-- Exercise prompt --
Retype every entry in its entirety, without alteration.

(Dataset excerpts)
──────────────────────────────
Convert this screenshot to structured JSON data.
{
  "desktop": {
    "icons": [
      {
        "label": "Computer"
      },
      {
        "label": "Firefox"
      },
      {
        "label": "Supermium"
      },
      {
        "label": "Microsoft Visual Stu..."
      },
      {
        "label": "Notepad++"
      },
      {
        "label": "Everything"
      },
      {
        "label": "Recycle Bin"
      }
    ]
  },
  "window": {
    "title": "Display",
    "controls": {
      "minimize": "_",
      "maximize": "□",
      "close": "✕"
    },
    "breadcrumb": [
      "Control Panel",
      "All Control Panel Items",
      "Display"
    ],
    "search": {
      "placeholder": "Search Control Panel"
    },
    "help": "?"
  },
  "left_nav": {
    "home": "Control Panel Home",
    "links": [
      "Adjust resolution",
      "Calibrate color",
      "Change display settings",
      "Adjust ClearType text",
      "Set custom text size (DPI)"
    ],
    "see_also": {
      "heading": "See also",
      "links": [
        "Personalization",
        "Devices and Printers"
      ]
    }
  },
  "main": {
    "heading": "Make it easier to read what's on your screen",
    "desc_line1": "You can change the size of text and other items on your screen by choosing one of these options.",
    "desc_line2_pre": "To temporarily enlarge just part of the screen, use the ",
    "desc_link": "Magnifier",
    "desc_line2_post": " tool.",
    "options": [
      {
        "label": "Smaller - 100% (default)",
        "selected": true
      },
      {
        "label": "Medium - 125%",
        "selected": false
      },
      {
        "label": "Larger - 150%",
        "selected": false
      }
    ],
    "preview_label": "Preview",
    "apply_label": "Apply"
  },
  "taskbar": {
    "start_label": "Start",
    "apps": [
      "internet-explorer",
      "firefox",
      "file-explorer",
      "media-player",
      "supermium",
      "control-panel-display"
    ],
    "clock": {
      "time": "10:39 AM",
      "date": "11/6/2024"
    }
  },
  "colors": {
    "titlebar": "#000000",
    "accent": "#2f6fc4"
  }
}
──────────────────────────────
-- Expected output --
Convert this screenshot to structured JSON data.
{
  "desktop": {
    "icons": [
      {
        "label": "Computer"
      },
      {
        "label": "Firefox"
      },
      {
        "label": "Supermium"
      },
      {
        "label": "Microsoft Visual Stu..."
      },
      {
        "label": "Notepad++"
      },
      {
        "label": "Everything"
      },
      {
        "label": "Recycle Bin"
      }
    ]
  },
  "window": {
    "title": "Display",
    "controls": {
      "minimize": "_",
      "maximize": "□",
      "close": "✕"
    },
    "breadcrumb": [
      "Control Panel",
      "All Control Panel Items",
      "Display"
    ],
    "search": {
      "placeholder": "Search Control Panel"
    },
    "help": "?"
  },
  "left_nav": {
    "home": "Control Panel Home",
    "links": [
      "Adjust resolution",
      "Calibrate color",
      "Change display settings",
      "Adjust ClearType text",
      "Set custom text size (DPI)"
    ],
    "see_also": {
      "heading": "See also",
      "links": [
        "Personalization",
        "Devices and Printers"
      ]
    }
  },
  "main": {
    "heading": "Make it easier to read what's on your screen",
    "desc_line1": "You can change the size of text and other items on your screen by choosing one of these options.",
    "desc_line2_pre": "To temporarily enlarge just part of the screen, use the ",
    "desc_link": "Magnifier",
    "desc_line2_post": " tool.",
    "options": [
      {
        "label": "Smaller - 100% (default)",
        "selected": true
      },
      {
        "label": "Medium - 125%",
        "selected": false
      },
      {
        "label": "Larger - 150%",
        "selected": false
      }
    ],
    "preview_label": "Preview",
    "apply_label": "Apply"
  },
  "taskbar": {
    "start_label": "Start",
    "apps": [
      "internet-explorer",
      "firefox",
      "file-explorer",
      "media-player",
      "supermium",
      "control-panel-display"
    ],
    "clock": {
      "time": "10:39 AM",
      "date": "11/6/2024"
    }
  },
  "colors": {
    "titlebar": "#000000",
    "accent": "#2f6fc4"
  }
}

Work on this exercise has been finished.